* Directive A *
Translate this sentence from the passage about the House of Windsor into Spanish: "Parts of the centuries-old structure burned for a day, and estimates of the damage ranged into the tens of millions of dollars, although workers rescued most of the vast collection of art and furnishings."

* Given passage *

--- Start ---

She gets to raise the kids.
He gets to sit on the throne.
The news of this purported arrangement–which has not been announced officially but was confirmed by Princess Diana’s well-connected biographer, Andrew Morton–capped a week that, for the beleaguered House of Windsor, combined the worst aspects of the abdication of Edward VIII and the blitz. It began with an account of an “intimate phone call” reportedly between Prince Charles and Parker Bowles, a tape of which had fallen into the hands of the Daily Mirror. Although the paper, exercising restraint rare for a British tabloid, held back an actual transcript, it implied that the contents were even more intimate than the notorious tape which revealed that Diana had a friend who called her “Squidgy.” A few days later, all London was talking about a report that Charles was considering a kind of preabdication, removing himself from the line of succession to pursue his other interests, such as brooding and canoodling. At the end of the week a large fire, believed to be accidental, broke out at the queens favorite weekend house, Windsor Castle. Parts of the centuries-old structure burned for a day, and estimates of the damage ranged into the tens of millions of dollars, although workers rescued most of the vast collection of art and furnishings.

--- End ---

* Records shown *
--- Start ---

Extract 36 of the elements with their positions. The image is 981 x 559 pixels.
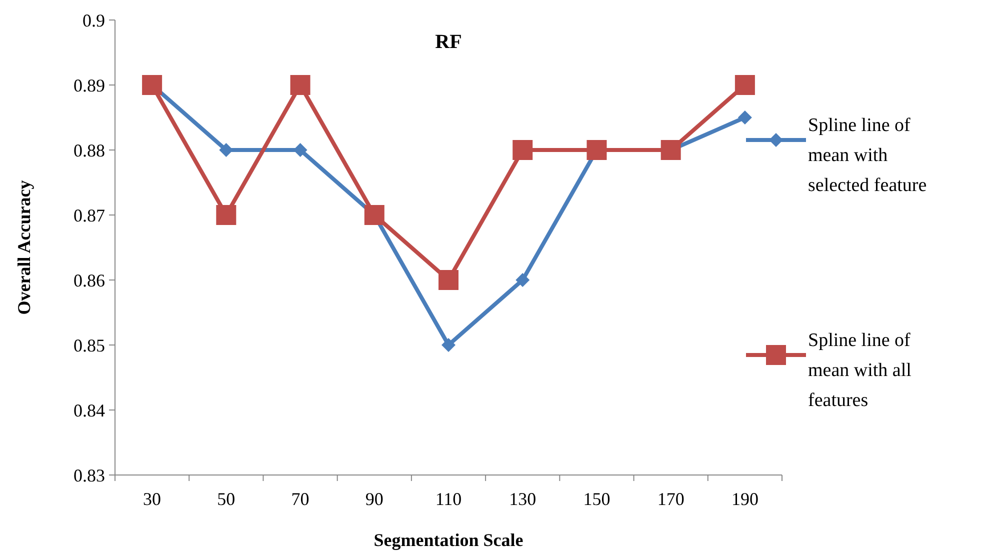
point bbox=[142, 75, 162, 95]
point bbox=[734, 75, 755, 95]
x-tick-label: 30 bbox=[143, 489, 162, 509]
x-tick-label: 70 bbox=[291, 489, 310, 509]
y-tick-label: 0.88 bbox=[74, 140, 105, 160]
point bbox=[738, 110, 752, 124]
y-tick-label: 0.9 bbox=[82, 10, 105, 30]
point bbox=[660, 140, 681, 160]
x-axis-title: Segmentation Scale bbox=[374, 530, 524, 550]
point bbox=[516, 273, 530, 287]
point bbox=[442, 338, 456, 352]
legend-label: Spline line of mean with all features bbox=[808, 330, 912, 411]
legend-label: Spline line of mean with selected feature bbox=[808, 115, 927, 196]
point bbox=[586, 140, 607, 160]
x-tick-label: 90 bbox=[365, 489, 384, 509]
text: RF bbox=[435, 31, 462, 53]
x-tick-label: 150 bbox=[583, 489, 610, 509]
point bbox=[219, 143, 234, 157]
x-tick-label: 190 bbox=[731, 489, 758, 509]
y-tick-label: 0.85 bbox=[74, 335, 105, 356]
point bbox=[216, 205, 236, 225]
x-tick-label: 130 bbox=[509, 489, 536, 509]
x-tick-label: 110 bbox=[435, 489, 462, 509]
x-tick-label: 50 bbox=[217, 489, 236, 509]
point bbox=[290, 75, 310, 95]
point bbox=[293, 143, 308, 157]
y-tick-label: 0.84 bbox=[74, 400, 105, 420]
point bbox=[512, 140, 533, 160]
y-tick-label: 0.86 bbox=[74, 270, 105, 290]
point bbox=[438, 270, 458, 290]
point bbox=[364, 205, 384, 225]
y-tick-label: 0.89 bbox=[74, 75, 105, 96]
x-tick-label: 170 bbox=[657, 489, 684, 509]
y-tick-label: 0.83 bbox=[74, 465, 105, 486]
y-tick-label: 0.87 bbox=[74, 205, 105, 226]
y-axis-title: Overall Accuracy bbox=[14, 180, 34, 315]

--- End ---

* Directive B *
From the listing, copy out the lines from the one with "point bbox=[142, 75, 162, 95]" up to and including the one with "point bbox=[516, 273, 530, 287]", without changing them.

* Result A *
Partes de la estructura centenaria ardieron durante un día, y las estimaciones de los daños llegaron a decenas de millones de dólares, aunque los trabajadores rescataron la mayor parte de la vasta colección de arte y mobiliario.

* Result B *
point bbox=[142, 75, 162, 95]
point bbox=[734, 75, 755, 95]
x-tick-label: 30 bbox=[143, 489, 162, 509]
x-tick-label: 70 bbox=[291, 489, 310, 509]
y-tick-label: 0.88 bbox=[74, 140, 105, 160]
point bbox=[738, 110, 752, 124]
y-tick-label: 0.9 bbox=[82, 10, 105, 30]
point bbox=[660, 140, 681, 160]
x-axis-title: Segmentation Scale bbox=[374, 530, 524, 550]
point bbox=[516, 273, 530, 287]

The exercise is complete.